▶ _EXERCISE INSTRUCTIONS_
Could you rewrite the part of the material that opens with the line containing "ublock-origin-icon[interactable]: UD bbox=[953, 84, 975, 106]" and closes with the line containing "tab-download-loophole[interactable]: Download |", replacing "interactable" with "clickable" and leaving all else unchanged?

▶ _DATA LISTING_
******************************

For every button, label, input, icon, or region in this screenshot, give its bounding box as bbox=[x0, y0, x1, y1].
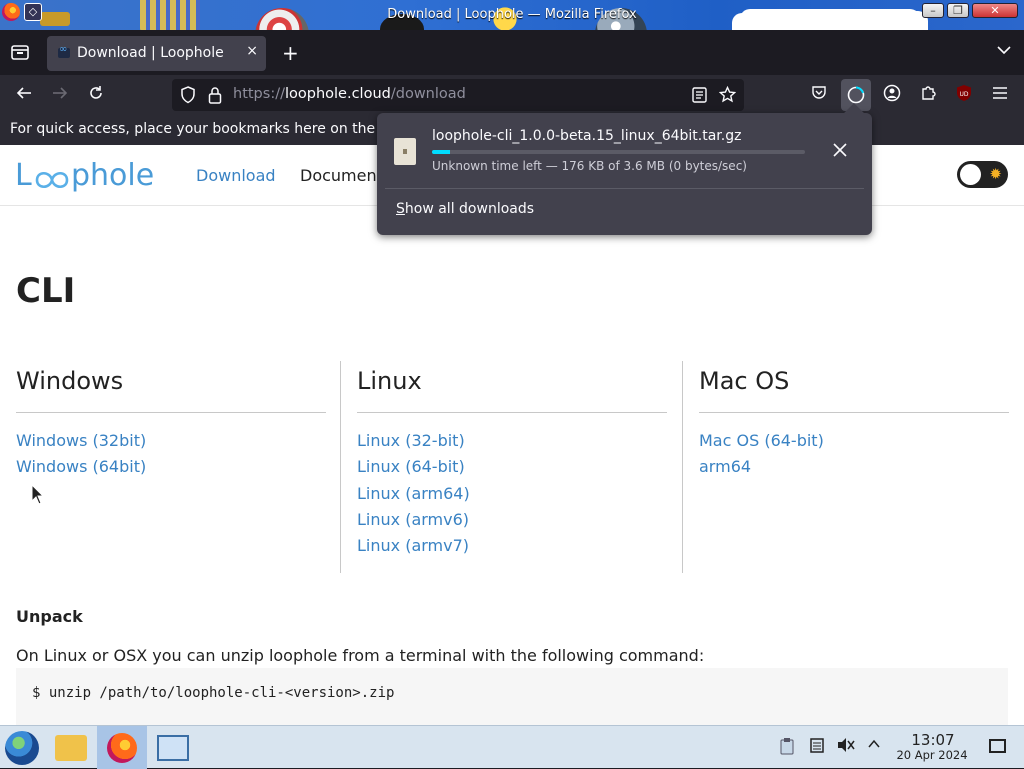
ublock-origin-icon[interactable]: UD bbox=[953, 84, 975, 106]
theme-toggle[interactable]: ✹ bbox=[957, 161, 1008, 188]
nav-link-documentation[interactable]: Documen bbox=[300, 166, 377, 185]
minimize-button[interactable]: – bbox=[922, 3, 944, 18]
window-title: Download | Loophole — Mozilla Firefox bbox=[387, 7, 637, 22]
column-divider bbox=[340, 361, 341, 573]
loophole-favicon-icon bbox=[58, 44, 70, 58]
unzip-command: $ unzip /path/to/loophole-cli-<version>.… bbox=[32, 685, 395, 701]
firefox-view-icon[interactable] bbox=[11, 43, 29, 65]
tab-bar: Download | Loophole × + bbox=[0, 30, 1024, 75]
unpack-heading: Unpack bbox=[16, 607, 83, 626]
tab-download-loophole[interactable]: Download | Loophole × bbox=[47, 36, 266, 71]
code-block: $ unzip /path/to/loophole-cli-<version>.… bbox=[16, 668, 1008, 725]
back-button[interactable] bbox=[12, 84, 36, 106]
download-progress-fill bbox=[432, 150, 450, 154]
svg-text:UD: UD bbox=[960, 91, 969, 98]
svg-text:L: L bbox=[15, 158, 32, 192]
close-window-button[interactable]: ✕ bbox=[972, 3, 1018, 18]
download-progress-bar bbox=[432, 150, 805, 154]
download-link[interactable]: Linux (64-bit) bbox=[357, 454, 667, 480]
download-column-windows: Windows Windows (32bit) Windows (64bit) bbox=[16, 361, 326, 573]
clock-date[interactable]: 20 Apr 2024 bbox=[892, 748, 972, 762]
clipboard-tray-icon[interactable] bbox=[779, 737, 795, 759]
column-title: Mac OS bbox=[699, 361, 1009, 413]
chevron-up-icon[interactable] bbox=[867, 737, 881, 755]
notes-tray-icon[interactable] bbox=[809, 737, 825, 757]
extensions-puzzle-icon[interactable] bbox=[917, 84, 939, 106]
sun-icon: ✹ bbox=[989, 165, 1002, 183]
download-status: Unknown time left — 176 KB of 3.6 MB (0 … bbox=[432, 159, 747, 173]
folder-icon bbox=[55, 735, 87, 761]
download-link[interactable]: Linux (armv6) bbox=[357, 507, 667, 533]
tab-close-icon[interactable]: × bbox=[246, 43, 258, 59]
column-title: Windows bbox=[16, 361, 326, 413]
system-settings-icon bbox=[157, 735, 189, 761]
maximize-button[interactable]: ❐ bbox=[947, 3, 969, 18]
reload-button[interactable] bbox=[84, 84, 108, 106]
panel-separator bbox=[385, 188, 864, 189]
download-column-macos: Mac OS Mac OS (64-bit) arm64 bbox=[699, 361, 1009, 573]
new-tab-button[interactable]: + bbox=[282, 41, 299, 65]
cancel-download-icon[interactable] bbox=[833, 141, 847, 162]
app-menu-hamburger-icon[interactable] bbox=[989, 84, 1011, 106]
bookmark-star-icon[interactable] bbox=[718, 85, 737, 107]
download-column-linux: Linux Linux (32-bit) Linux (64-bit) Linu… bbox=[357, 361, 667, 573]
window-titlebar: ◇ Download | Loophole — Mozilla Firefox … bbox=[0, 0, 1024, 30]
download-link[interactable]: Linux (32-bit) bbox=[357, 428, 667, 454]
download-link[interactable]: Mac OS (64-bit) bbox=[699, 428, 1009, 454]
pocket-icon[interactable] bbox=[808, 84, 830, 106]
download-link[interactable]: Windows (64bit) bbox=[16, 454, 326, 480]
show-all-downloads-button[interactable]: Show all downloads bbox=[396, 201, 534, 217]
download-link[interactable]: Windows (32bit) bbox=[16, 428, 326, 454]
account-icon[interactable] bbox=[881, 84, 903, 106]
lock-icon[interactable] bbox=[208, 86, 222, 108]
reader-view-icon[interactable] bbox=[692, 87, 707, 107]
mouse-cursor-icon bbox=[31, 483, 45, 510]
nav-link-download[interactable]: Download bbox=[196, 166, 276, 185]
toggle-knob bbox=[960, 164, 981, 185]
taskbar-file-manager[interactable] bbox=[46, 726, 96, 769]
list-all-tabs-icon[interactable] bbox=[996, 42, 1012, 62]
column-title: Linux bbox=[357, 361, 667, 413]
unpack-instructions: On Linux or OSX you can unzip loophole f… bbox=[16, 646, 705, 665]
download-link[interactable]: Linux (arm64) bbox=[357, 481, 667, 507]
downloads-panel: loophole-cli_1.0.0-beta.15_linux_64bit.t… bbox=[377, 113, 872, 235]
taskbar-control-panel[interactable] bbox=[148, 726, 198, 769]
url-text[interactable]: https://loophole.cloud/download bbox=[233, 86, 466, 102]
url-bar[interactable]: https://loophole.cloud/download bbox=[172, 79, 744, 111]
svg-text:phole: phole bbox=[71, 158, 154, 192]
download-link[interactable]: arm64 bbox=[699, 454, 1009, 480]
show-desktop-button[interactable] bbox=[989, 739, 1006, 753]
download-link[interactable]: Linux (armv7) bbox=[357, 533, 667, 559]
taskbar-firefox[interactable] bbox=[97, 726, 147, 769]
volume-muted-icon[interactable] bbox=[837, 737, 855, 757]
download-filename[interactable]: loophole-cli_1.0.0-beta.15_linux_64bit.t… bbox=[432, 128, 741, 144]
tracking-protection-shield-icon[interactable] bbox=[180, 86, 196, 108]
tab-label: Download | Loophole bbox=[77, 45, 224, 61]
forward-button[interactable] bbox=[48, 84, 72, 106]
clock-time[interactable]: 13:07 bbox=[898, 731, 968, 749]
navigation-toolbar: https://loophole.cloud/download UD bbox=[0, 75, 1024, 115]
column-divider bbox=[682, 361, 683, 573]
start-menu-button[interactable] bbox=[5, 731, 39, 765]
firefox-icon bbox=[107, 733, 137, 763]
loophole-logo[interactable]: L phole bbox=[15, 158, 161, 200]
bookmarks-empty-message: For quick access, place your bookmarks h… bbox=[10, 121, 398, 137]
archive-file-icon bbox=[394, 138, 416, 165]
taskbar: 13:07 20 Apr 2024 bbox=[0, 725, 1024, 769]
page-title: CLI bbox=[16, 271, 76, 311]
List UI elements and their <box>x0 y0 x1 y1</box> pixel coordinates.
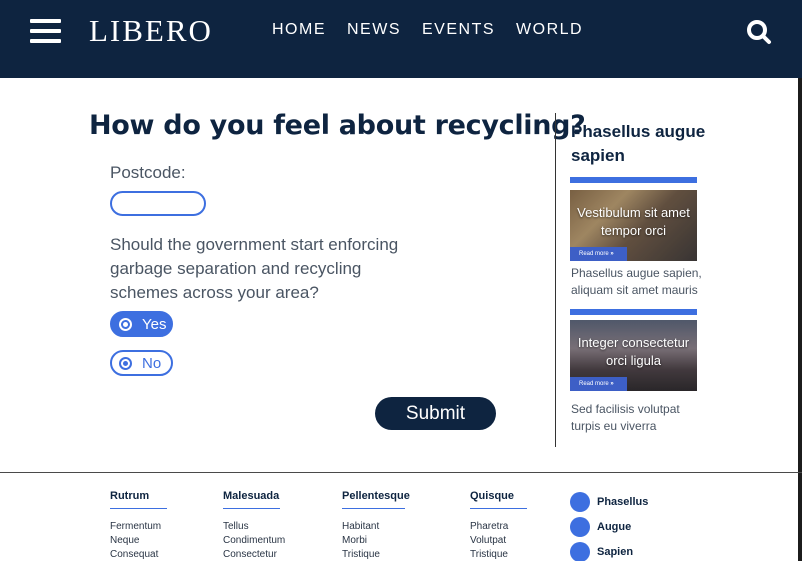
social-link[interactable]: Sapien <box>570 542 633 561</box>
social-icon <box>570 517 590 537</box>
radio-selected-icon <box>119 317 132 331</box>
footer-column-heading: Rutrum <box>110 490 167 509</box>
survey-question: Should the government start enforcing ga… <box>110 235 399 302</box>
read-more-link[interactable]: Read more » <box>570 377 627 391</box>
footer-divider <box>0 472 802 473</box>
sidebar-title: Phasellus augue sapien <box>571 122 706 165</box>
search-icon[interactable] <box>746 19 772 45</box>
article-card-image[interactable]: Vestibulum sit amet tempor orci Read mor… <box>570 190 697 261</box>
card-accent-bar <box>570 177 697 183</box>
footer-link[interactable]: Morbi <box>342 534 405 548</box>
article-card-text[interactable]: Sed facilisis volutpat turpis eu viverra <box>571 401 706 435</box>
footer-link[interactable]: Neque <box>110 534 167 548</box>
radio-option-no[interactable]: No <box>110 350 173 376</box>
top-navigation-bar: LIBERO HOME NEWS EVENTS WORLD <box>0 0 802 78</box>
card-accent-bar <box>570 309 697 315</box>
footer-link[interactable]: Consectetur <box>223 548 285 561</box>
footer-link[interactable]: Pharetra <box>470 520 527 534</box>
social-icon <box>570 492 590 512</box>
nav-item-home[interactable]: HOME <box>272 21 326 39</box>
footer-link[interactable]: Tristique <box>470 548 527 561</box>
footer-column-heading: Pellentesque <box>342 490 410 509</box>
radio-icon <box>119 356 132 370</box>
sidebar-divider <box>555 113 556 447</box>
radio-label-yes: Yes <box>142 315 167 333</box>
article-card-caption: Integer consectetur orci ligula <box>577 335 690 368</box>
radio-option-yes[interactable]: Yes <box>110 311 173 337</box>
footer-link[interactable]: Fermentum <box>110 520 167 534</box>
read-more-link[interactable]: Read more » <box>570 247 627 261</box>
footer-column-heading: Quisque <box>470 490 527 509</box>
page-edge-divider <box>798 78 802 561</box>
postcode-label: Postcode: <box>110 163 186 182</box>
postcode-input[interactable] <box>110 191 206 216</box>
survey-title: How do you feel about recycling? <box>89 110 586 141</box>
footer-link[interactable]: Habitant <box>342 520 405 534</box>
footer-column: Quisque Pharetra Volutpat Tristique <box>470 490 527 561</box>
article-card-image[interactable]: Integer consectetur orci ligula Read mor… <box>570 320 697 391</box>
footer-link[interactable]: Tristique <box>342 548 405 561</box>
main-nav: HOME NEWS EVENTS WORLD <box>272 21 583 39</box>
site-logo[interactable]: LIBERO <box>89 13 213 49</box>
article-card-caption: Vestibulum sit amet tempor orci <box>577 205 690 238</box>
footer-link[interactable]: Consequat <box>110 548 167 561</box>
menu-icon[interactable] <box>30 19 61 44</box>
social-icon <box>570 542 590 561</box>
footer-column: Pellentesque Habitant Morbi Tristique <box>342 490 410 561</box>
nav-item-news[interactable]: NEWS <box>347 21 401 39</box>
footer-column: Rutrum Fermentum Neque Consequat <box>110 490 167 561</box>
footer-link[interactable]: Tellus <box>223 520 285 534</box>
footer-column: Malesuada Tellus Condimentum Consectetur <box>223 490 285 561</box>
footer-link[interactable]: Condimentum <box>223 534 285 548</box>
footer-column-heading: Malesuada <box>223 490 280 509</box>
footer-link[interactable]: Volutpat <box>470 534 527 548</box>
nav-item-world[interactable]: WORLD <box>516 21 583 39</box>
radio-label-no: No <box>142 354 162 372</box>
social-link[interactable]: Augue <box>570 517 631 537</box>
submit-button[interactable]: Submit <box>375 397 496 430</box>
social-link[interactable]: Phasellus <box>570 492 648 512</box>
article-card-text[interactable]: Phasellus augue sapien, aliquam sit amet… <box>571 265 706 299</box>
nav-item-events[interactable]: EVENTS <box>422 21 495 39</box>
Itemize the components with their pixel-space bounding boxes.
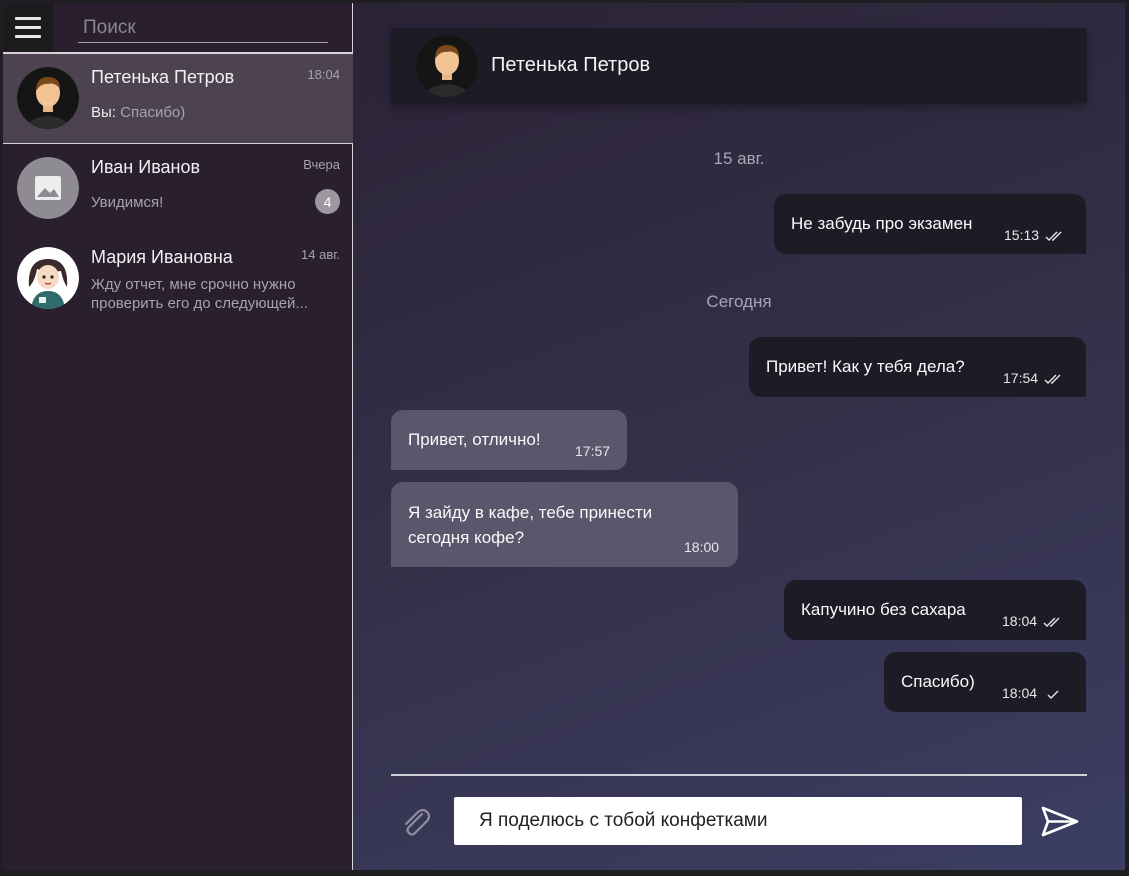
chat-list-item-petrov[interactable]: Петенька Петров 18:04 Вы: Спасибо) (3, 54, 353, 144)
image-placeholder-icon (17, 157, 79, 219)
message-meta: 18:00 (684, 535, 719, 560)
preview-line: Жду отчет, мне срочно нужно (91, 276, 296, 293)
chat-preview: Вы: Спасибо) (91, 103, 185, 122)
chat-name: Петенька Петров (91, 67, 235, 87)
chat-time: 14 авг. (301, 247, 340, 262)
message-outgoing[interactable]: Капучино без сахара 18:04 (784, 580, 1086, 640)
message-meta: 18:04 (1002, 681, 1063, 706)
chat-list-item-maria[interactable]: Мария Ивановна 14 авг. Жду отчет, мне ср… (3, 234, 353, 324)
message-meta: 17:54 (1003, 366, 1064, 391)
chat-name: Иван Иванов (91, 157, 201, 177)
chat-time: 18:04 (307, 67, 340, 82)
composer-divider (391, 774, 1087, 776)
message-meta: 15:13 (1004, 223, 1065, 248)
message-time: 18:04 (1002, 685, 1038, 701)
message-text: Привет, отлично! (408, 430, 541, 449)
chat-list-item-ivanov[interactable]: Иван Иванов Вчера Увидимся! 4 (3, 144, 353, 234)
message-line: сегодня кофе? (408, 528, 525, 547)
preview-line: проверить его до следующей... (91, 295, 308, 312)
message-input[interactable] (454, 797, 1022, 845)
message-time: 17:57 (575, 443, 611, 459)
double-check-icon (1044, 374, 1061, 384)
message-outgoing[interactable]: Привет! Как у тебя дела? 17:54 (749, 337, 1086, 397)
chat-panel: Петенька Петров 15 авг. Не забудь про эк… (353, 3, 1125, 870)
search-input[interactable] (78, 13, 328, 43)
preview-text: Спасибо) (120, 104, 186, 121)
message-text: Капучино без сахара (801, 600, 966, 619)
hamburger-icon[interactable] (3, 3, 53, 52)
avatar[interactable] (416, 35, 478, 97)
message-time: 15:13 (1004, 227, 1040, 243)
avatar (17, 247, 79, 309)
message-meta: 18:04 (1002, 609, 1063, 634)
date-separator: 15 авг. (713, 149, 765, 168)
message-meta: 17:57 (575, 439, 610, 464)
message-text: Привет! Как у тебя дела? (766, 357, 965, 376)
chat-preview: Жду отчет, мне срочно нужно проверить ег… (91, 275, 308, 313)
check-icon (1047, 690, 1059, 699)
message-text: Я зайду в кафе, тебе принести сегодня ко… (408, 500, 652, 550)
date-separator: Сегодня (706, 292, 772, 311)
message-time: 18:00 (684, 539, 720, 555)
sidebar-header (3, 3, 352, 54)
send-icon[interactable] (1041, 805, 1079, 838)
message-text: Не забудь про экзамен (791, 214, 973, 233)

******************************

▶ _EXPECTED ANSWER_
ublock-origin-icon[clickable]: UD bbox=[953, 84, 975, 106]
theme-toggle[clickable]: ✹ bbox=[957, 161, 1008, 188]
nav-link-documentation[clickable]: Documen bbox=[300, 166, 377, 185]
minimize-button[clickable]: – bbox=[922, 3, 944, 18]
window-title: Download | Loophole — Mozilla Firefox bbox=[387, 7, 637, 22]
column-divider bbox=[340, 361, 341, 573]
loophole-favicon-icon bbox=[58, 44, 70, 58]
unzip-command: $ unzip /path/to/loophole-cli-<version>.… bbox=[32, 685, 395, 701]
firefox-view-icon[clickable] bbox=[11, 43, 29, 65]
tab-bar: Download | Loophole × + bbox=[0, 30, 1024, 75]
unpack-heading: Unpack bbox=[16, 607, 83, 626]
tab-download-loophole[clickable]: Download | Loophole × bbox=[47, 36, 266, 71]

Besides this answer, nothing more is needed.